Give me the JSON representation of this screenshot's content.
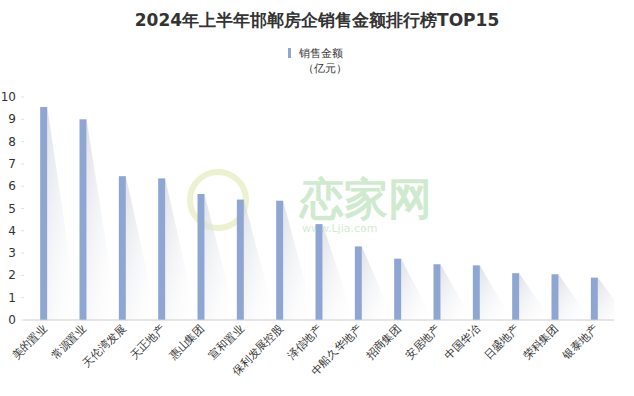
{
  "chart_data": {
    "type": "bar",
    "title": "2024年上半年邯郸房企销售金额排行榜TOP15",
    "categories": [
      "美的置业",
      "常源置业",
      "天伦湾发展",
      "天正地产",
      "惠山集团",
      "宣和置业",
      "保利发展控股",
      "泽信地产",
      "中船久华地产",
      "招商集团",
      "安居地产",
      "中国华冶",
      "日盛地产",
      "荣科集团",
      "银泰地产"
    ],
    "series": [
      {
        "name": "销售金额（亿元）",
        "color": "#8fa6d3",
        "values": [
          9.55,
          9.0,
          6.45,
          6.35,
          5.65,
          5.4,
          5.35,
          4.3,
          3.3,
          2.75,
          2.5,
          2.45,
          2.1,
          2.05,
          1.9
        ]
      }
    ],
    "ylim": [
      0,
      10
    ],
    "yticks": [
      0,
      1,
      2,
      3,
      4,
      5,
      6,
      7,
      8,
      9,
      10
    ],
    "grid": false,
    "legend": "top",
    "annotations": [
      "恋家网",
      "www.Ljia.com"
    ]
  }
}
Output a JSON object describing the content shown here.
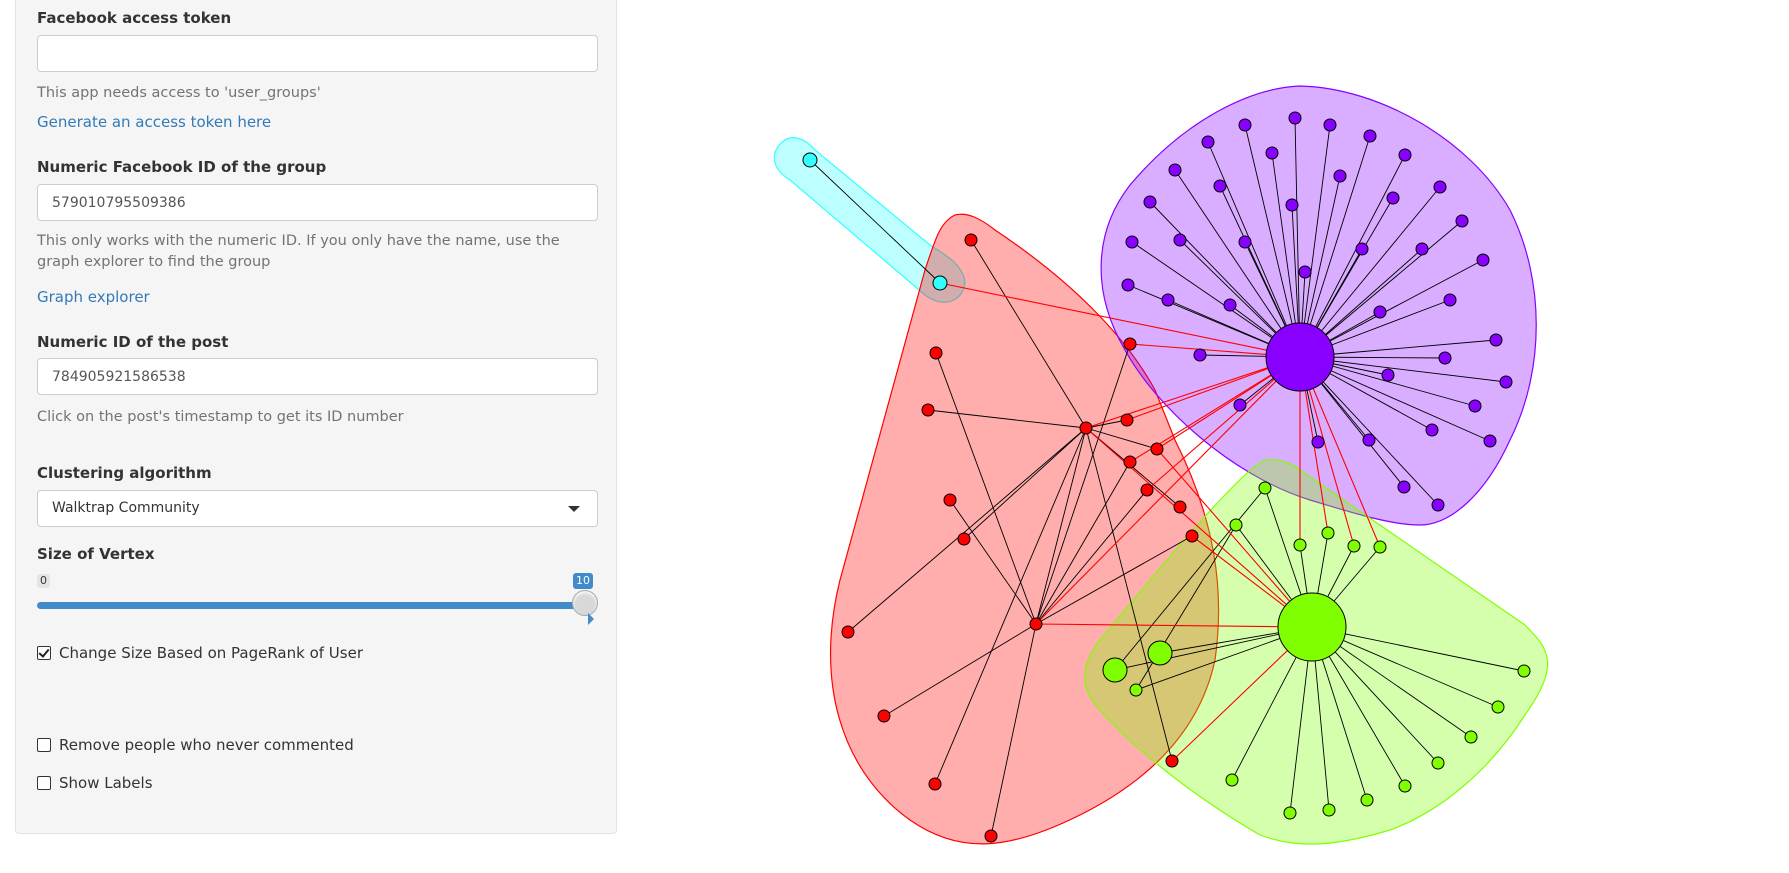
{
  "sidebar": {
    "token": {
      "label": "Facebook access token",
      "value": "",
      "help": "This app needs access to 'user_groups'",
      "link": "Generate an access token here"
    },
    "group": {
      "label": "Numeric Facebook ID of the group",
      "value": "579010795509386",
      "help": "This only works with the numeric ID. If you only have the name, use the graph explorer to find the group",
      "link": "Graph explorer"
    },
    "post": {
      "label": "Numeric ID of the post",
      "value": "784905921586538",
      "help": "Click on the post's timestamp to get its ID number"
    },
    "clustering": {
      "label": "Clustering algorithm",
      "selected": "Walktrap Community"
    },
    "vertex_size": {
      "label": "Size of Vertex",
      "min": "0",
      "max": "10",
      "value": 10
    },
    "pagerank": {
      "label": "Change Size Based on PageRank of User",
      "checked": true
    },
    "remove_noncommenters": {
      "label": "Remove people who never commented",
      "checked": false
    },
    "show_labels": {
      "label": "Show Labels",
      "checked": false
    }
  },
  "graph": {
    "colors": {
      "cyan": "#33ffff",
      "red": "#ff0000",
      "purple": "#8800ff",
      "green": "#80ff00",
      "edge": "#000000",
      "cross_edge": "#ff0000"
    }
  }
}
+++++
Reproduce the records above exactly, leaving out every picture they contain.

* **Answer to this task**:
Give me the JSON representation of this screenshot's content.
{
  "chart_data": {
    "type": "bar",
    "title": "2024年上半年邯郸房企销售金额排行榜TOP15",
    "categories": [
      "美的置业",
      "常源置业",
      "天伦湾发展",
      "天正地产",
      "惠山集团",
      "宣和置业",
      "保利发展控股",
      "泽信地产",
      "中船久华地产",
      "招商集团",
      "安居地产",
      "中国华冶",
      "日盛地产",
      "荣科集团",
      "银泰地产"
    ],
    "series": [
      {
        "name": "销售金额（亿元）",
        "color": "#8fa6d3",
        "values": [
          9.55,
          9.0,
          6.45,
          6.35,
          5.65,
          5.4,
          5.35,
          4.3,
          3.3,
          2.75,
          2.5,
          2.45,
          2.1,
          2.05,
          1.9
        ]
      }
    ],
    "ylim": [
      0,
      10
    ],
    "yticks": [
      0,
      1,
      2,
      3,
      4,
      5,
      6,
      7,
      8,
      9,
      10
    ],
    "grid": false,
    "legend": "top",
    "annotations": [
      "恋家网",
      "www.Ljia.com"
    ]
  }
}
Output a JSON object describing the content shown here.
{
  "sidebar": {
    "token": {
      "label": "Facebook access token",
      "value": "",
      "help": "This app needs access to 'user_groups'",
      "link": "Generate an access token here"
    },
    "group": {
      "label": "Numeric Facebook ID of the group",
      "value": "579010795509386",
      "help": "This only works with the numeric ID. If you only have the name, use the graph explorer to find the group",
      "link": "Graph explorer"
    },
    "post": {
      "label": "Numeric ID of the post",
      "value": "784905921586538",
      "help": "Click on the post's timestamp to get its ID number"
    },
    "clustering": {
      "label": "Clustering algorithm",
      "selected": "Walktrap Community"
    },
    "vertex_size": {
      "label": "Size of Vertex",
      "min": "0",
      "max": "10",
      "value": 10
    },
    "pagerank": {
      "label": "Change Size Based on PageRank of User",
      "checked": true
    },
    "remove_noncommenters": {
      "label": "Remove people who never commented",
      "checked": false
    },
    "show_labels": {
      "label": "Show Labels",
      "checked": false
    }
  },
  "graph": {
    "colors": {
      "cyan": "#33ffff",
      "red": "#ff0000",
      "purple": "#8800ff",
      "green": "#80ff00",
      "edge": "#000000",
      "cross_edge": "#ff0000"
    }
  }
}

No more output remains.